[Extracted data entries]
▽
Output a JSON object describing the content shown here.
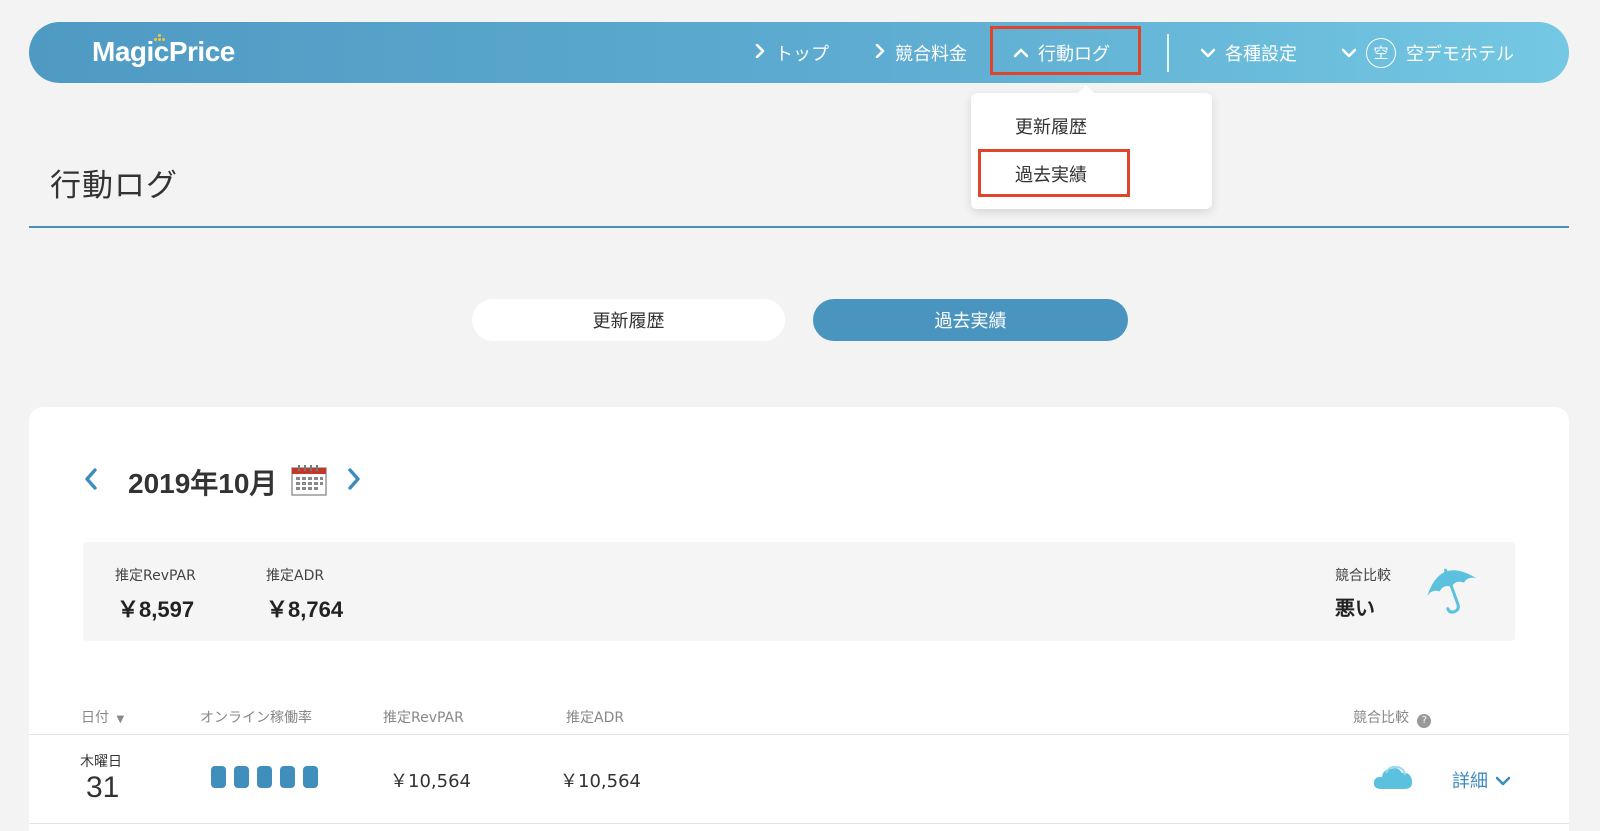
{
  "header": {
    "logo": "MagicPrice",
    "nav": [
      {
        "label": "トップ"
      },
      {
        "label": "競合料金"
      },
      {
        "label": "行動ログ"
      },
      {
        "label": "各種設定"
      }
    ],
    "avatar_char": "空",
    "hotel_name": "空デモホテル"
  },
  "dropdown": {
    "items": [
      {
        "label": "更新履歴"
      },
      {
        "label": "過去実績"
      }
    ]
  },
  "page": {
    "title": "行動ログ"
  },
  "tabs": [
    {
      "label": "更新履歴",
      "active": false
    },
    {
      "label": "過去実績",
      "active": true
    }
  ],
  "month_nav": {
    "label": "2019年10月"
  },
  "summary": {
    "revpar_label": "推定RevPAR",
    "revpar_value": "￥8,597",
    "adr_label": "推定ADR",
    "adr_value": "￥8,764",
    "compare_label": "競合比較",
    "compare_value": "悪い",
    "weather_icon": "umbrella-icon"
  },
  "table": {
    "headers": {
      "date": "日付",
      "online_rate": "オンライン稼働率",
      "revpar": "推定RevPAR",
      "adr": "推定ADR",
      "compare": "競合比較"
    },
    "rows": [
      {
        "weekday": "木曜日",
        "day": "31",
        "occupancy_bars": 5,
        "revpar": "￥10,564",
        "adr": "￥10,564",
        "weather_icon": "cloud-icon",
        "detail_label": "詳細"
      }
    ]
  },
  "colors": {
    "accent": "#4a94c0",
    "highlight": "#e0442b",
    "header_start": "#4f9ac3",
    "header_end": "#74c8e3"
  }
}
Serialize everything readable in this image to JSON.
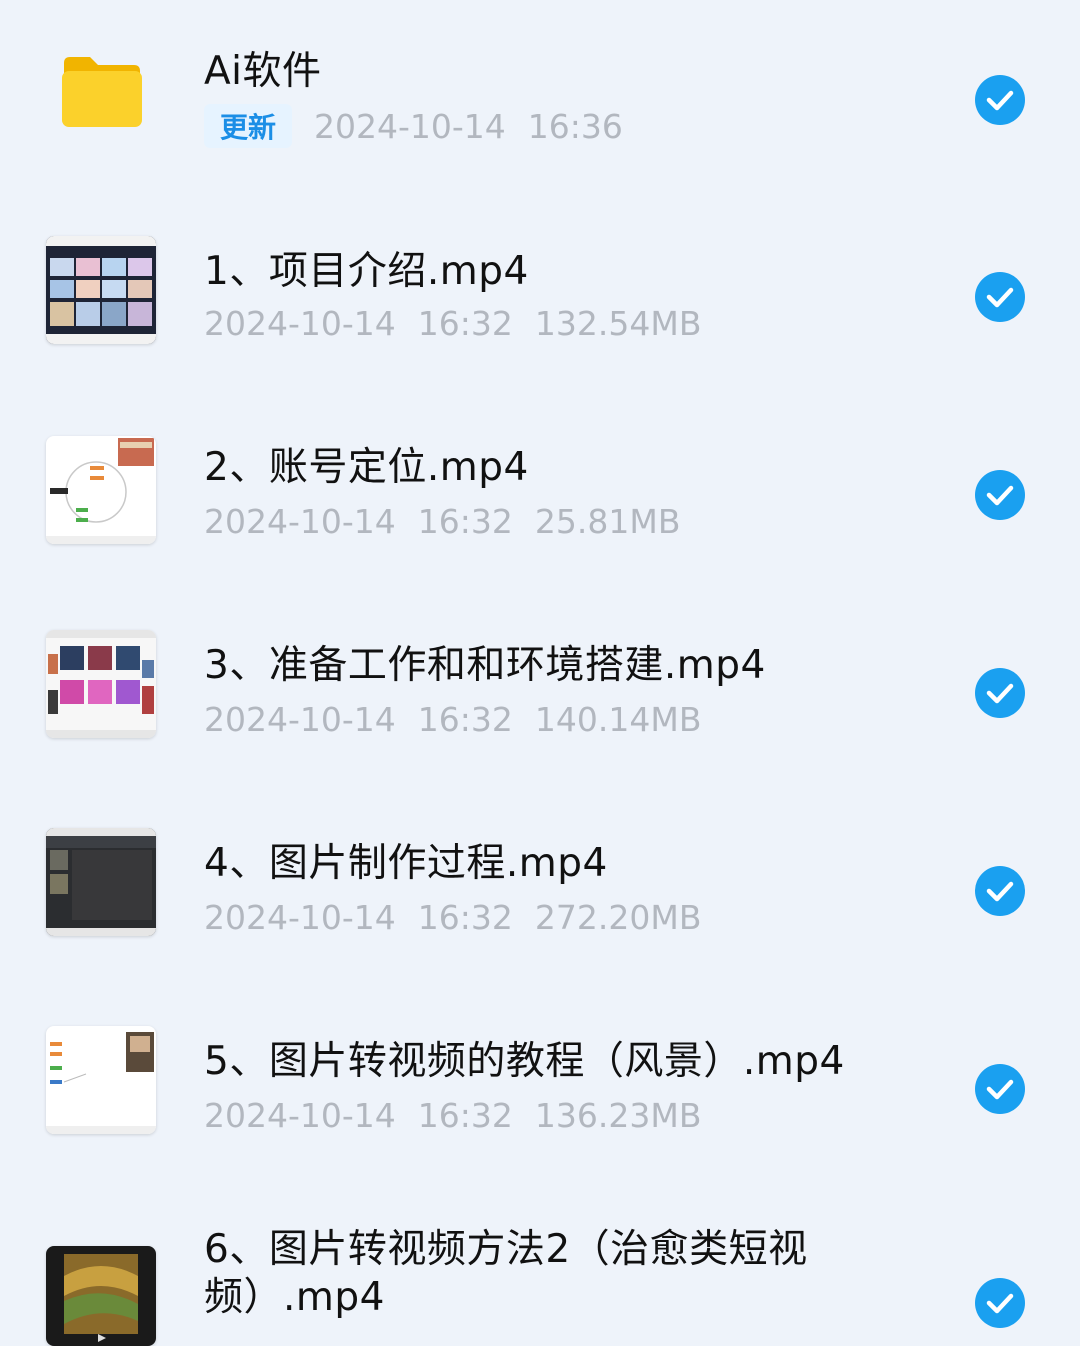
△
REQUIRED WORK - Pictures stay out; repeat all the rest of the records exactly.

FULL SOLUTION -
Output a JSON object describing the content shown here.
{
  "header": {
    "logo": "MagicPrice",
    "nav": [
      {
        "label": "トップ"
      },
      {
        "label": "競合料金"
      },
      {
        "label": "行動ログ"
      },
      {
        "label": "各種設定"
      }
    ],
    "avatar_char": "空",
    "hotel_name": "空デモホテル"
  },
  "dropdown": {
    "items": [
      {
        "label": "更新履歴"
      },
      {
        "label": "過去実績"
      }
    ]
  },
  "page": {
    "title": "行動ログ"
  },
  "tabs": [
    {
      "label": "更新履歴",
      "active": false
    },
    {
      "label": "過去実績",
      "active": true
    }
  ],
  "month_nav": {
    "label": "2019年10月"
  },
  "summary": {
    "revpar_label": "推定RevPAR",
    "revpar_value": "￥8,597",
    "adr_label": "推定ADR",
    "adr_value": "￥8,764",
    "compare_label": "競合比較",
    "compare_value": "悪い",
    "weather_icon": "umbrella-icon"
  },
  "table": {
    "headers": {
      "date": "日付",
      "online_rate": "オンライン稼働率",
      "revpar": "推定RevPAR",
      "adr": "推定ADR",
      "compare": "競合比較"
    },
    "rows": [
      {
        "weekday": "木曜日",
        "day": "31",
        "occupancy_bars": 5,
        "revpar": "￥10,564",
        "adr": "￥10,564",
        "weather_icon": "cloud-icon",
        "detail_label": "詳細"
      }
    ]
  },
  "colors": {
    "accent": "#4a94c0",
    "highlight": "#e0442b",
    "header_start": "#4f9ac3",
    "header_end": "#74c8e3"
  }
}
Serialize everything readable in this image to JSON.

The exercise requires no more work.